> **Given task**
Which lines in the material below contain the string "省エネ基準適合"? Return each of them in full.

> **Provided records**

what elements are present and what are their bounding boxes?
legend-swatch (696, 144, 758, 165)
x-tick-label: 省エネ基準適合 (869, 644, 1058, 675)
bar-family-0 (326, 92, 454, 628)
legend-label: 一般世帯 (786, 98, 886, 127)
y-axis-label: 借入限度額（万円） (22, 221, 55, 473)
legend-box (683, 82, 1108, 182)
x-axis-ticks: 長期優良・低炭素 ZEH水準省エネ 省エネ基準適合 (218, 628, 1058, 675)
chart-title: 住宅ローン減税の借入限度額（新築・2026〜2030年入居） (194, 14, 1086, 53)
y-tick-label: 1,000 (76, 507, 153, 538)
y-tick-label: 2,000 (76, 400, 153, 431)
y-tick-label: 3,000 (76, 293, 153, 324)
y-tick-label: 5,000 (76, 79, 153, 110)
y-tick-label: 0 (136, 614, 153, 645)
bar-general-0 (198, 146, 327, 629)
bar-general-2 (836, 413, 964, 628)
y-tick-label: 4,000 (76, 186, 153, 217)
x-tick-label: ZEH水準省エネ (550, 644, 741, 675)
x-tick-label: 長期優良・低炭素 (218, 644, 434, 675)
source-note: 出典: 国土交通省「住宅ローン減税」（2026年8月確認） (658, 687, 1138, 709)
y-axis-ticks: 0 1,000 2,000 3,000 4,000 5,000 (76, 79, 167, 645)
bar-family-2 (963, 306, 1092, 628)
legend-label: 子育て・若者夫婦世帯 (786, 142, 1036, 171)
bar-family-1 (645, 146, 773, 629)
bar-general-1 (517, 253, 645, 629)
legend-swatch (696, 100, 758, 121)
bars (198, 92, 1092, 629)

> **Solution**
x-tick-label: 省エネ基準適合 (869, 644, 1058, 675)
x-axis-ticks: 長期優良・低炭素 ZEH水準省エネ 省エネ基準適合 (218, 628, 1058, 675)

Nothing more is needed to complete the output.